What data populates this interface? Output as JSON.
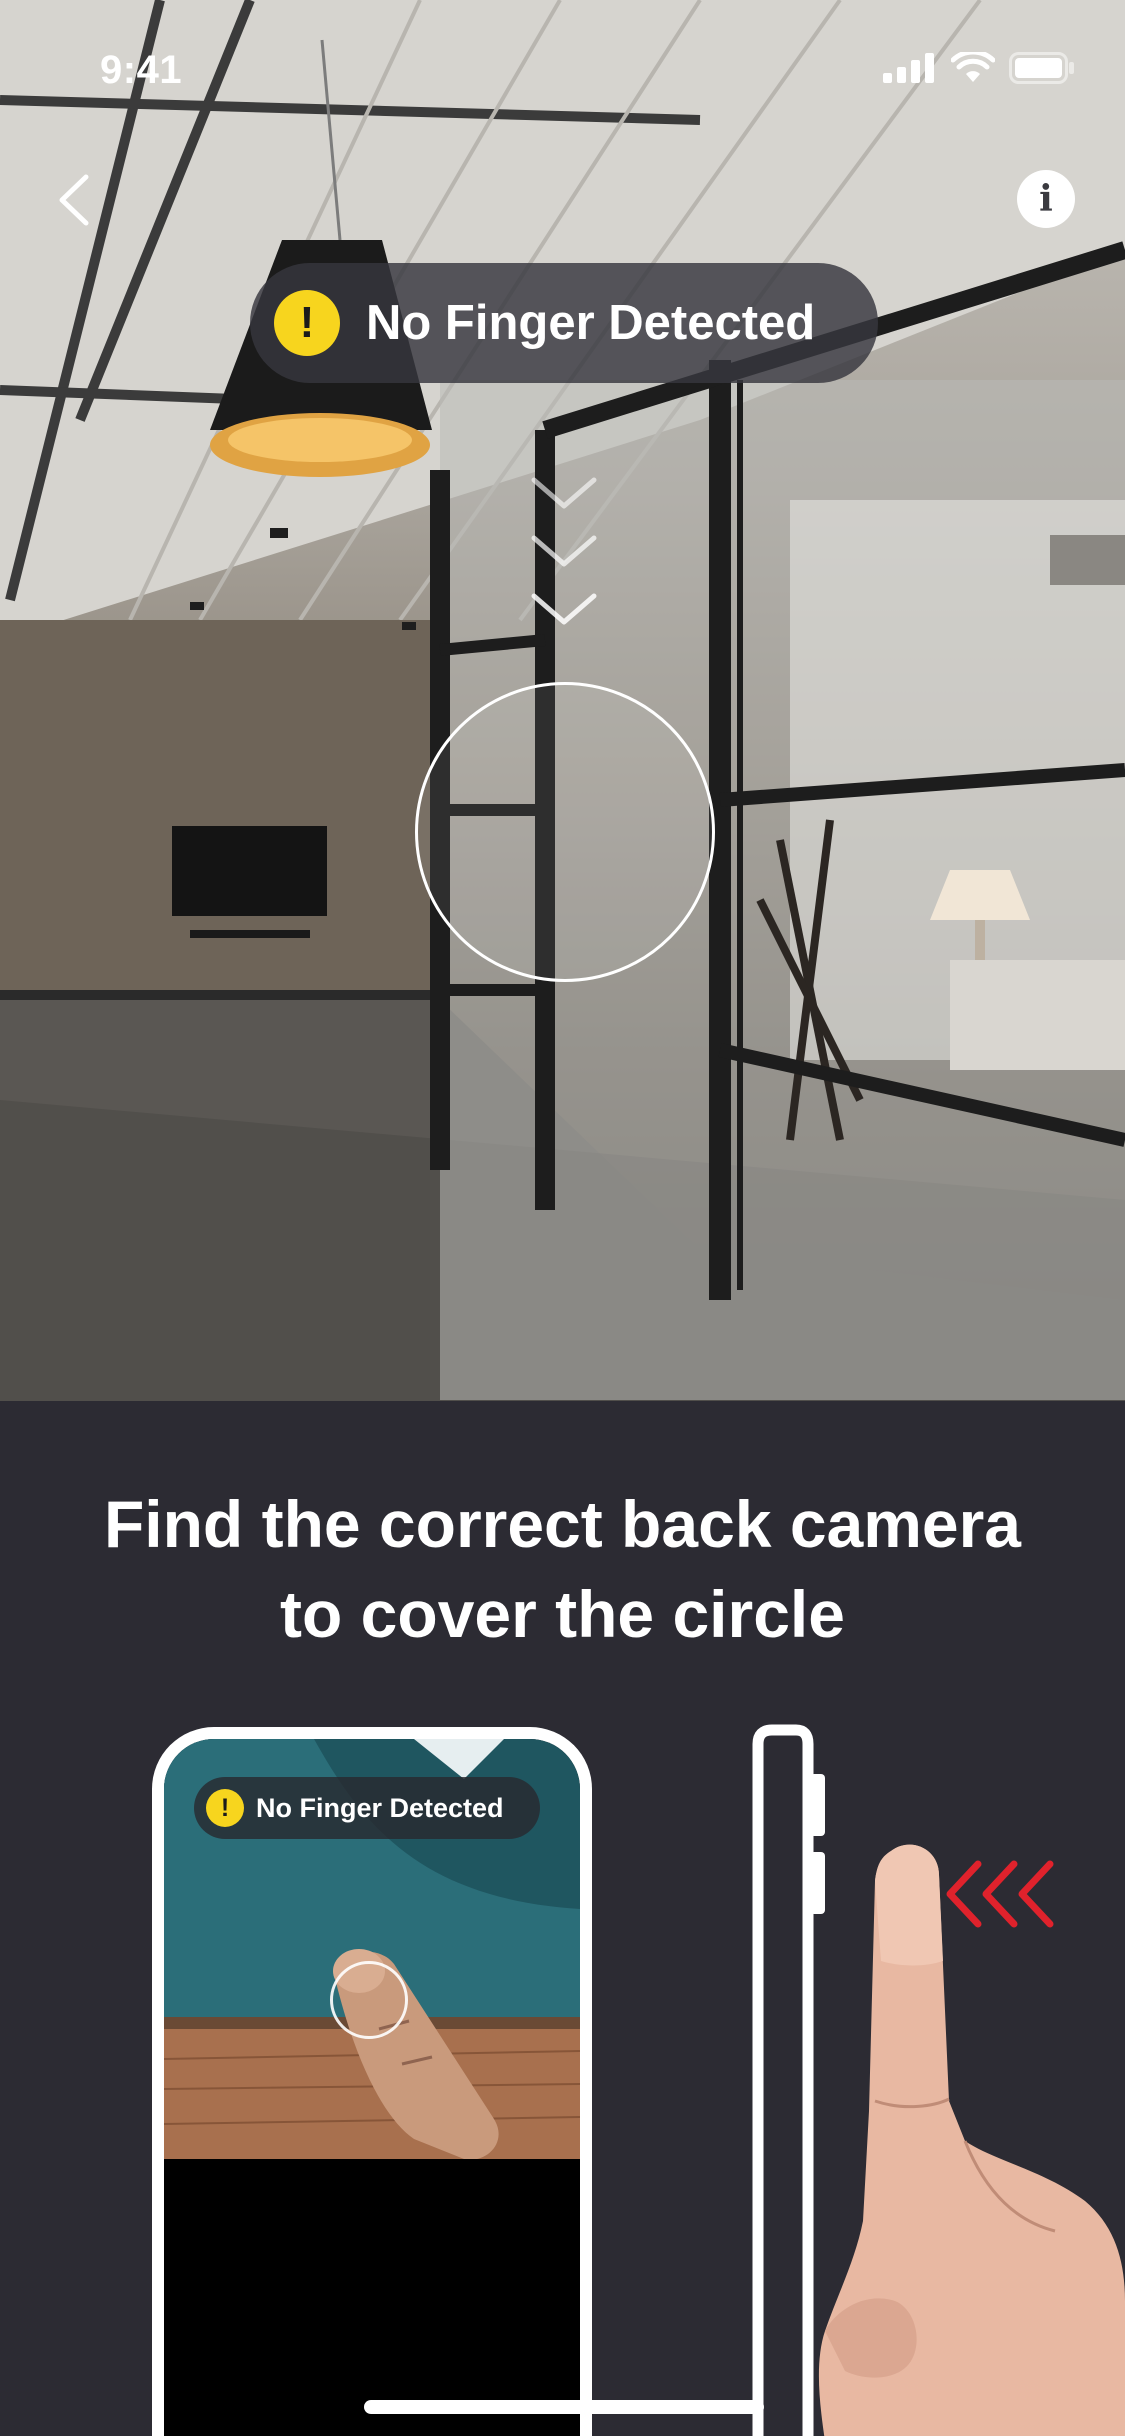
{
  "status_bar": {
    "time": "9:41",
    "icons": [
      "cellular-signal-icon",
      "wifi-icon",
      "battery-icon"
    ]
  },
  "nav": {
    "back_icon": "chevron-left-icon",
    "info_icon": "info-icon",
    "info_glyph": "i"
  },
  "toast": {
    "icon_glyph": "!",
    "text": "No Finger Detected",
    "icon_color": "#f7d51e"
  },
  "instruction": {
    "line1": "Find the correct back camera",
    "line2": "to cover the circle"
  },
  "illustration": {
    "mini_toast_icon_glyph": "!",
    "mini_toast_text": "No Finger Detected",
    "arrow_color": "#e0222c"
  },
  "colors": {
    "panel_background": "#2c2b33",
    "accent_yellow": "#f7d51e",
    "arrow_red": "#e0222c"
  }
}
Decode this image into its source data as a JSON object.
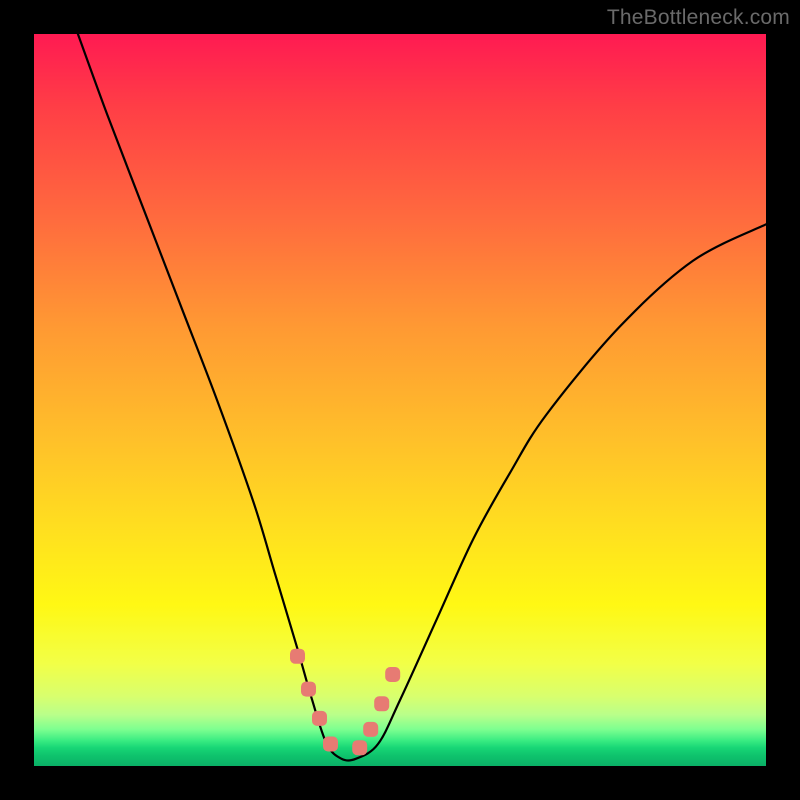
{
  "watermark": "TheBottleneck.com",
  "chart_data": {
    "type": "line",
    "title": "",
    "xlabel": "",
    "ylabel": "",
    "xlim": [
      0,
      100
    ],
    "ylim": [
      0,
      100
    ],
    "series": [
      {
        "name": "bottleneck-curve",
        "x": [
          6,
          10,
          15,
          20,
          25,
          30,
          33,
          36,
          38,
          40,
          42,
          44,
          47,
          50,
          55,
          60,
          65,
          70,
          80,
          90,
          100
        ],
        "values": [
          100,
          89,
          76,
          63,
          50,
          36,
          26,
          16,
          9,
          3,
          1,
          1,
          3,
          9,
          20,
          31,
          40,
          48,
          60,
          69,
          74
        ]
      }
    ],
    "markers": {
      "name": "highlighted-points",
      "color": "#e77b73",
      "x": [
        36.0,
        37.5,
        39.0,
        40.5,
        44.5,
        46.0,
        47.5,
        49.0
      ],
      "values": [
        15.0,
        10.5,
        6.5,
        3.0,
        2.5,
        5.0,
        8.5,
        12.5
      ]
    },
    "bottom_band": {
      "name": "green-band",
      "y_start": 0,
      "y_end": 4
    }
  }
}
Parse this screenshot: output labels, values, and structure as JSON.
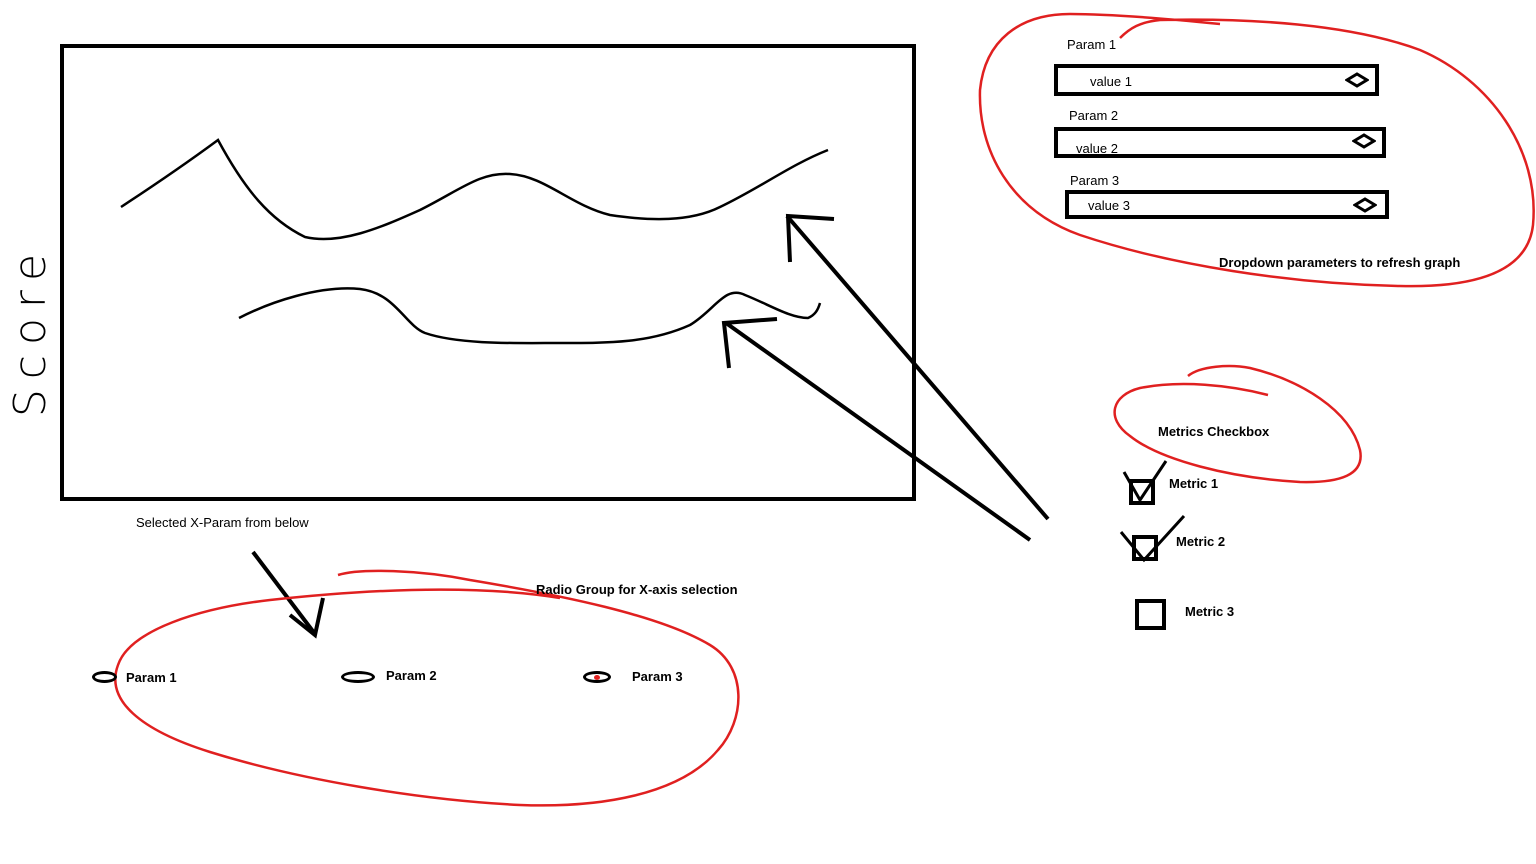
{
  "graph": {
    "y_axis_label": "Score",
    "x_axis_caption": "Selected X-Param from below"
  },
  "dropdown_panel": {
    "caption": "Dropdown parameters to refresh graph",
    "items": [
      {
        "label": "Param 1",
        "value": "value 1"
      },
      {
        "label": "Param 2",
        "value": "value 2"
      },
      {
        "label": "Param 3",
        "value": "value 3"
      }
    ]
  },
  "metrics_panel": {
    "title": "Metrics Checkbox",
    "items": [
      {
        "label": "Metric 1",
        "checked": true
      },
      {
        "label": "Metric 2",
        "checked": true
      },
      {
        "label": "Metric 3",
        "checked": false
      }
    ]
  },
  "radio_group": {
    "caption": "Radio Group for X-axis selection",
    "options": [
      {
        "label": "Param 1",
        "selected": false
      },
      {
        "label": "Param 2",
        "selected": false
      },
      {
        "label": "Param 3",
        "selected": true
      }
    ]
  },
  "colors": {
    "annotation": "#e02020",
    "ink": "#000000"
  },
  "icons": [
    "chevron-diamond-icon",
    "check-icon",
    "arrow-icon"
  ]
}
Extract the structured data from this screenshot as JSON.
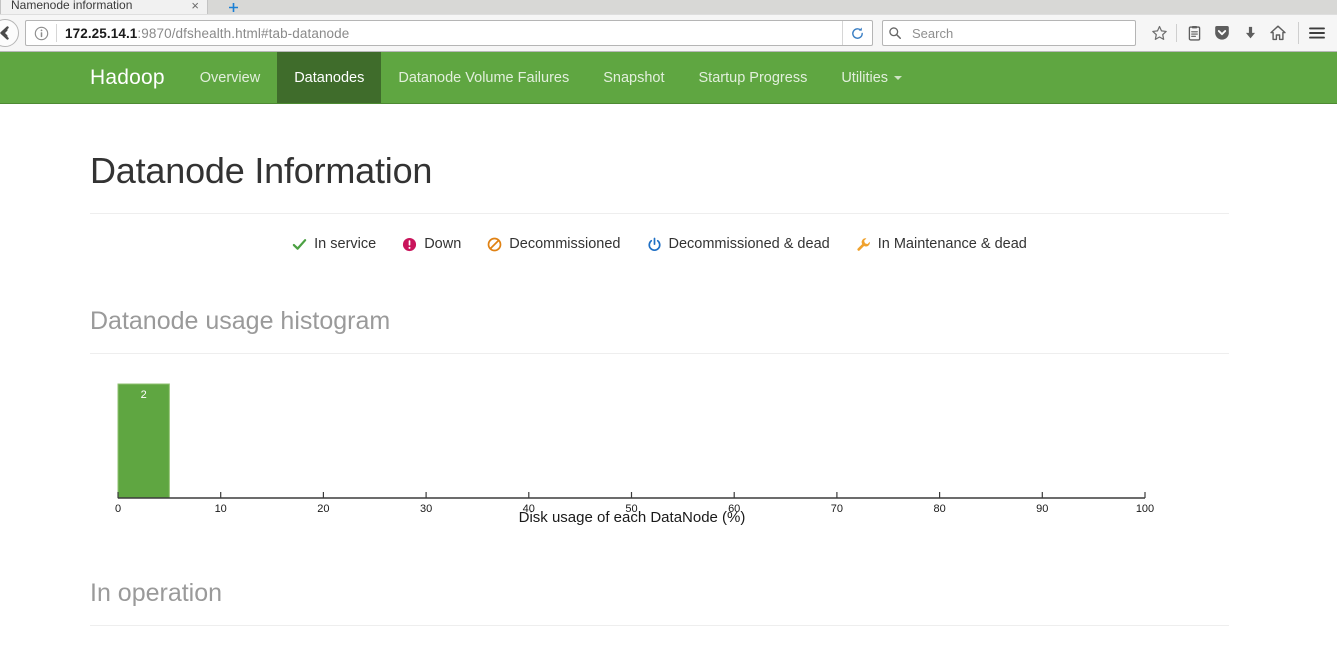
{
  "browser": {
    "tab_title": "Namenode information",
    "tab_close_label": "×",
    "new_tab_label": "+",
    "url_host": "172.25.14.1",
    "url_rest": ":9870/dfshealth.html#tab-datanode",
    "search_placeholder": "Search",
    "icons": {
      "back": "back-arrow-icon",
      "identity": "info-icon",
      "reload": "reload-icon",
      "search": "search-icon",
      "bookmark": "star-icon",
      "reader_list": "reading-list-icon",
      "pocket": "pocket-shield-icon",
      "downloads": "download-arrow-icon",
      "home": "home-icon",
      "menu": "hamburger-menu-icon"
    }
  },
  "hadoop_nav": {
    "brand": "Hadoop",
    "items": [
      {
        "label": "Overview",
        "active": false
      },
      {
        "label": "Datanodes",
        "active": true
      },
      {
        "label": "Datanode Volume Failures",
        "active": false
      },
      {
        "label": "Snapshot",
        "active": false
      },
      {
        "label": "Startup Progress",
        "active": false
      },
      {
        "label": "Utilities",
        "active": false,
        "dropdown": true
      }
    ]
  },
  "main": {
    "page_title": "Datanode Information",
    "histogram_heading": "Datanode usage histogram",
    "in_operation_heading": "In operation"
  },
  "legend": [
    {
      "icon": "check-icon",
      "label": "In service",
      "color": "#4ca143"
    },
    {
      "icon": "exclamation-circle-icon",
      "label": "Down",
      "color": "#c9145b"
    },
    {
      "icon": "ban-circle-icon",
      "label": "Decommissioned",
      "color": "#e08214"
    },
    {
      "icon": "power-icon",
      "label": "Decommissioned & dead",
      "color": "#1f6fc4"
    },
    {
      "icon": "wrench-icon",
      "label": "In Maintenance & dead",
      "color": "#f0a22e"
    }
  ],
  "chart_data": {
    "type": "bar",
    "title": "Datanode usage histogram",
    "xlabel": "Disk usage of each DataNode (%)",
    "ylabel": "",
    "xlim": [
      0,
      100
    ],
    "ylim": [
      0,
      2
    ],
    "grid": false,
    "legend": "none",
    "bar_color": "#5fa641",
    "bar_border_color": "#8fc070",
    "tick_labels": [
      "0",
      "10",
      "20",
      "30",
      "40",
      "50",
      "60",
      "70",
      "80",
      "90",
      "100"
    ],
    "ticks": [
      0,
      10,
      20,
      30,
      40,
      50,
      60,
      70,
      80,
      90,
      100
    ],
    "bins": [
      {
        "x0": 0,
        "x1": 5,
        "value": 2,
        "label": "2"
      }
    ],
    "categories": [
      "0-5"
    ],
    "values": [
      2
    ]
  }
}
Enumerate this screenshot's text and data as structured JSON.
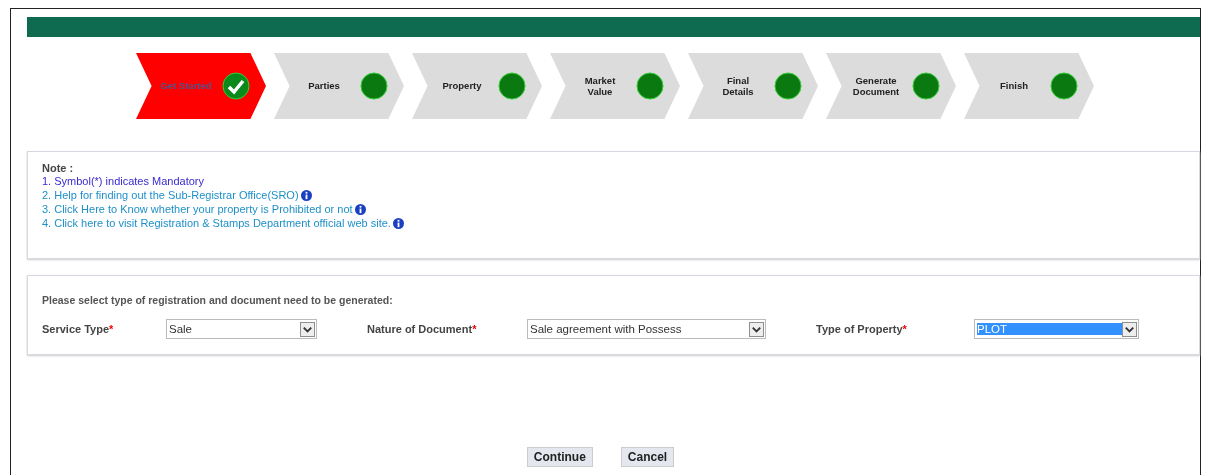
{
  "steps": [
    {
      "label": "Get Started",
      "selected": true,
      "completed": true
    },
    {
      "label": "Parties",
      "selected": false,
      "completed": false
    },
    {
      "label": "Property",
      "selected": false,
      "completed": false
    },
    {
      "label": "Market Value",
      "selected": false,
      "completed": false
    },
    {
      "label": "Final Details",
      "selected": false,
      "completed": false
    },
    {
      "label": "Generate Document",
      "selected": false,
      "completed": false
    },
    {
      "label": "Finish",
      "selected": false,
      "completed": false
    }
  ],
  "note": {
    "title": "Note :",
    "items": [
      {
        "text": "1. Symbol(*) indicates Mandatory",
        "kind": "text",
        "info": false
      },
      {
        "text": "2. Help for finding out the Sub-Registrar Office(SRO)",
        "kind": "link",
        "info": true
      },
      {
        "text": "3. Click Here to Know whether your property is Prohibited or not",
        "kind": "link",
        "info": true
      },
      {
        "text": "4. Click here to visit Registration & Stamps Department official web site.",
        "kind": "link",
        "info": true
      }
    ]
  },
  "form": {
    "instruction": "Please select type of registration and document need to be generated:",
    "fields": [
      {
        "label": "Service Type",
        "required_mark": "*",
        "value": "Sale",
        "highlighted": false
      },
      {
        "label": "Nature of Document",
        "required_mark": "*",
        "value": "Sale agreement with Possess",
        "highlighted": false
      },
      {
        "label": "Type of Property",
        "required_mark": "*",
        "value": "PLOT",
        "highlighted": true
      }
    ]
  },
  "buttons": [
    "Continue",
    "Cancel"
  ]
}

+ + + + + + +

» What you have to do: In the entries above, find every line holding the word "circle" and copy it out.

» Correct output:
    "line2": "to cover the circle"
      "icon": "exclamation-circle-icon",
      "icon": "ban-circle-icon",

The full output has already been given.